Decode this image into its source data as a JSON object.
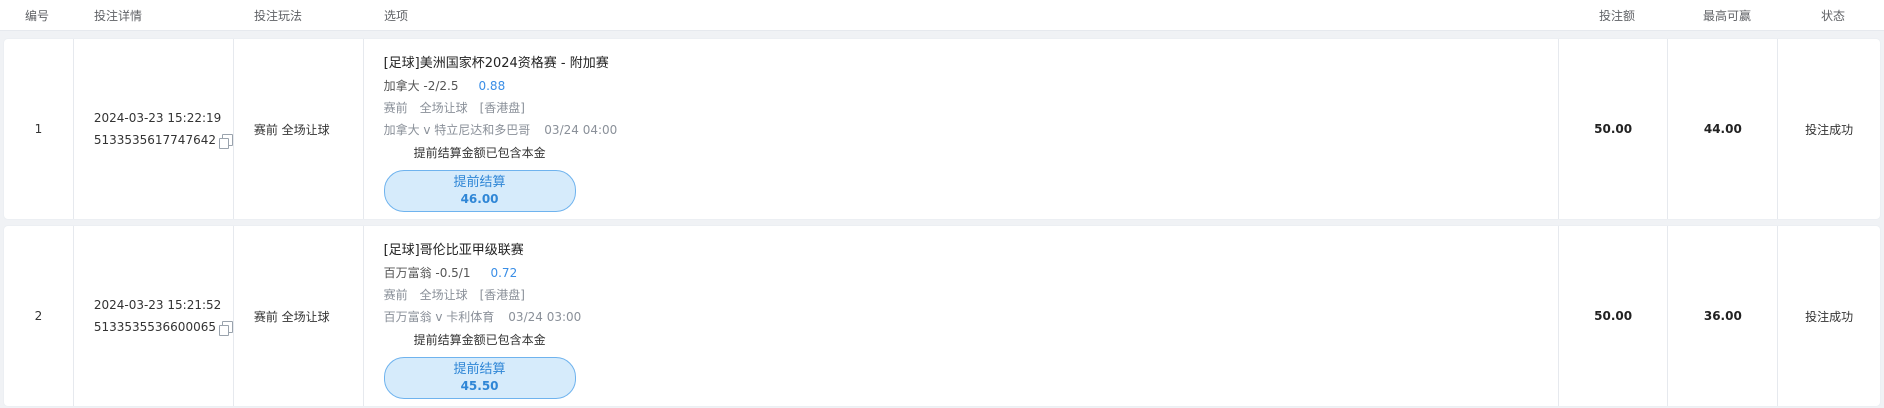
{
  "header": {
    "no": "编号",
    "detail": "投注详情",
    "play": "投注玩法",
    "option": "选项",
    "amount": "投注额",
    "max_win": "最高可赢",
    "status": "状态"
  },
  "rows": [
    {
      "no": "1",
      "time": "2024-03-23 15:22:19",
      "order_id": "5133535617747642",
      "play": "赛前 全场让球",
      "league": "[足球]美洲国家杯2024资格赛 - 附加赛",
      "pick": "加拿大 -2/2.5",
      "odds": "0.88",
      "stage": "赛前",
      "market": "全场让球",
      "odds_type": "[香港盘]",
      "match": "加拿大 v 特立尼达和多巴哥",
      "match_time": "03/24 04:00",
      "note": "提前结算金额已包含本金",
      "cashout_label": "提前结算",
      "cashout_value": "46.00",
      "amount": "50.00",
      "max_win": "44.00",
      "status": "投注成功"
    },
    {
      "no": "2",
      "time": "2024-03-23 15:21:52",
      "order_id": "5133535536600065",
      "play": "赛前 全场让球",
      "league": "[足球]哥伦比亚甲级联赛",
      "pick": "百万富翁 -0.5/1",
      "odds": "0.72",
      "stage": "赛前",
      "market": "全场让球",
      "odds_type": "[香港盘]",
      "match": "百万富翁 v 卡利体育",
      "match_time": "03/24 03:00",
      "note": "提前结算金额已包含本金",
      "cashout_label": "提前结算",
      "cashout_value": "45.50",
      "amount": "50.00",
      "max_win": "36.00",
      "status": "投注成功"
    }
  ],
  "colors": {
    "accent": "#3a8ee6",
    "button_bg": "#d6ebfb",
    "button_border": "#6fb3ee",
    "page_bg": "#f0f2f5"
  },
  "icons": {
    "copy": "copy-icon"
  }
}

## TASK STATEMENT:
Quote the data above in full and without alteration; skip the pictures.

## EXERCISE SOLUTION:
Decode this image into its source data as a JSON object.
{
  "header": {
    "no": "编号",
    "detail": "投注详情",
    "play": "投注玩法",
    "option": "选项",
    "amount": "投注额",
    "max_win": "最高可赢",
    "status": "状态"
  },
  "rows": [
    {
      "no": "1",
      "time": "2024-03-23 15:22:19",
      "order_id": "5133535617747642",
      "play": "赛前 全场让球",
      "league": "[足球]美洲国家杯2024资格赛 - 附加赛",
      "pick": "加拿大 -2/2.5",
      "odds": "0.88",
      "stage": "赛前",
      "market": "全场让球",
      "odds_type": "[香港盘]",
      "match": "加拿大 v 特立尼达和多巴哥",
      "match_time": "03/24 04:00",
      "note": "提前结算金额已包含本金",
      "cashout_label": "提前结算",
      "cashout_value": "46.00",
      "amount": "50.00",
      "max_win": "44.00",
      "status": "投注成功"
    },
    {
      "no": "2",
      "time": "2024-03-23 15:21:52",
      "order_id": "5133535536600065",
      "play": "赛前 全场让球",
      "league": "[足球]哥伦比亚甲级联赛",
      "pick": "百万富翁 -0.5/1",
      "odds": "0.72",
      "stage": "赛前",
      "market": "全场让球",
      "odds_type": "[香港盘]",
      "match": "百万富翁 v 卡利体育",
      "match_time": "03/24 03:00",
      "note": "提前结算金额已包含本金",
      "cashout_label": "提前结算",
      "cashout_value": "45.50",
      "amount": "50.00",
      "max_win": "36.00",
      "status": "投注成功"
    }
  ],
  "colors": {
    "accent": "#3a8ee6",
    "button_bg": "#d6ebfb",
    "button_border": "#6fb3ee",
    "page_bg": "#f0f2f5"
  },
  "icons": {
    "copy": "copy-icon"
  }
}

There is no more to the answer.